ARTICLE:
Close to Mamilla, she was thrilled to see again the venue of many of her youthful activities: the YMCA with its trademark tower. Directly opposite, the King David Hotel looks grander than ever. It’d be hard to imagine from a distance the damage it had suffered in July 1946, when the wing that housed the British Mandate secretariat was blown up by Jewish terrorists resulting in 90+ deaths and many injuries—a milestone in the history of the “troubles” which I’d heard about at least a hundred times. But up close, a plaque on the hotel’s exterior wall actually commemorates the event (no regrets offered).
Saturday Afternoon
Perhaps it was the ladies we met the previous day who told us that familiar faces could still be found in West Jerusalem. Stratis Gaitanopoulos was an uncle of the cousins Mum’s family stayed with before leaving (Efthymios’s brother). He still lived with his wife, Aliki, in the house his father had built in Upper Baqa’a about a century ago. He studied music in Athens and had been a piano teacher in Jerusalem back in the day. He had also taught his own son, Mamelo Gaitanopoulos, a musician well known in today’s Israeli jazz scene.

SUPPLIED RECORDS:

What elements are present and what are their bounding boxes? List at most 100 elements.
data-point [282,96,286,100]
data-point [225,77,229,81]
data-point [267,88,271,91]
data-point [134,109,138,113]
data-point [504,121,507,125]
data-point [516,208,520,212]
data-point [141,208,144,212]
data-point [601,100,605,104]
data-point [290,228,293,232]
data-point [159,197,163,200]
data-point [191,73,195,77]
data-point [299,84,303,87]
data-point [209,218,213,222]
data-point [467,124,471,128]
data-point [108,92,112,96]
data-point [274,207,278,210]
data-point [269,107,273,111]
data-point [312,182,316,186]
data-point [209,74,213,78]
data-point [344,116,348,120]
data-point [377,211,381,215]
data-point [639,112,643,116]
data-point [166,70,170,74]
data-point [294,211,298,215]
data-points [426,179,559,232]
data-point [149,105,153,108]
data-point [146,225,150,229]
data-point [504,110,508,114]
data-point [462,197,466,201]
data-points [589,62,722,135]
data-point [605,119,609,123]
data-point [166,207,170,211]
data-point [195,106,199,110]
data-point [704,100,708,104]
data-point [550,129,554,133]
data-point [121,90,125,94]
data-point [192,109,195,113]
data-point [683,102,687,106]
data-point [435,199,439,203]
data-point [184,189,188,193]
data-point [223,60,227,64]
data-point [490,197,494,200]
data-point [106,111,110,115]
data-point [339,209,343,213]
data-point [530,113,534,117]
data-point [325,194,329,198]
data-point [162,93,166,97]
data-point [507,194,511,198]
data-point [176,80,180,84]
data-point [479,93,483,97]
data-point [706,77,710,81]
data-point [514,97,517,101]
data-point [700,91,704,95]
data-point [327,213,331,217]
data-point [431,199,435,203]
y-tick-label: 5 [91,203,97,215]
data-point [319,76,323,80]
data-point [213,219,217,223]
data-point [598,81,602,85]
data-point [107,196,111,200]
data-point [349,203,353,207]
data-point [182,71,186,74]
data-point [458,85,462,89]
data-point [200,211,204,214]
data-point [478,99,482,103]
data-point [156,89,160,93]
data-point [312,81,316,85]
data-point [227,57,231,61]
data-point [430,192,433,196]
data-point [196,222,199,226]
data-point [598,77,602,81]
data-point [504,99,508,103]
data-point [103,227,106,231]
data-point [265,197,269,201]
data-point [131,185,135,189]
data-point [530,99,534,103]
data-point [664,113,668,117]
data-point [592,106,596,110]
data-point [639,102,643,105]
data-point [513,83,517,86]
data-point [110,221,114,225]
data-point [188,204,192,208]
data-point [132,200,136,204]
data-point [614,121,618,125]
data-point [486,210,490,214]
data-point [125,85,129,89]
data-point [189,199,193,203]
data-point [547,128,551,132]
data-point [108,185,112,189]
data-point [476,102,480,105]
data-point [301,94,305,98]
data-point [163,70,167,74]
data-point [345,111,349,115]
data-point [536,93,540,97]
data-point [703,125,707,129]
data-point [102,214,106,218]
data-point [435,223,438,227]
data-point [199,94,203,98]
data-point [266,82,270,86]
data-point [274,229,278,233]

GIVEN EXERCISE 1: Sum up the Jerusalem passage in two sentences.
GIVEN EXERCISE 2: Reproduce the Jerusalem passage word for word, everything from "Saturday Afternoon" down to "Israeli jazz scene.".
GIVEN EXERCISE 3: Take the Jerusalem passage further, picking up after its final sentence.

REPLY 1: Near Mamilla, the writer's mother was thrilled to see the YMCA, where many of her youthful activities took place, and opposite it the King David Hotel, whose wing housing the British Mandate secretariat was blown up by Jewish terrorists in July 1946, an event now commemorated by a plaque on the hotel's wall. Perhaps through ladies met the previous day, the writer learned that familiar faces remained in West Jerusalem, among them Stratis Gaitanopoulos, a former piano teacher and uncle of the cousins Mum's family stayed with, who still lived with his wife, Aliki, in the Upper Baqa'a house his father had built about a century ago.

REPLY 2:
Saturday Afternoon
Perhaps it was the ladies we met the previous day who told us that familiar faces could still be found in West Jerusalem. Stratis Gaitanopoulos was an uncle of the cousins Mum’s family stayed with before leaving (Efthymios’s brother). He still lived with his wife, Aliki, in the house his father had built in Upper Baqa’a about a century ago. He studied music in Athens and had been a piano teacher in Jerusalem back in the day. He had also taught his own son, Mamelo Gaitanopoulos, a musician well known in today’s Israeli jazz scene.

REPLY 3:
In a house across the street from theirs was where the Louisidis family used to live. They’ve been friends of the family since those days—in fact my oldest friend is of that family. We took photos to show to our friends and then looked in on the Gaitanopoulos.
We found Uncle Stratis and Aunt Aliki sitting on their balcony. They were thrilled to see us. After exchanging news with my mother, Aliki took us for a wander on foot through the neighbourhood, all the way to the Greek Colony. We ended up at the Greek Club, a place which held so many memories for my mother. This was the gathering place for the Greek community—one of the largest ex-pat communities during the British Mandate—where they celebrated their religious and national holidays, where they ate, sang, danced and laughed together. It was established in 1902 and is still in operation today.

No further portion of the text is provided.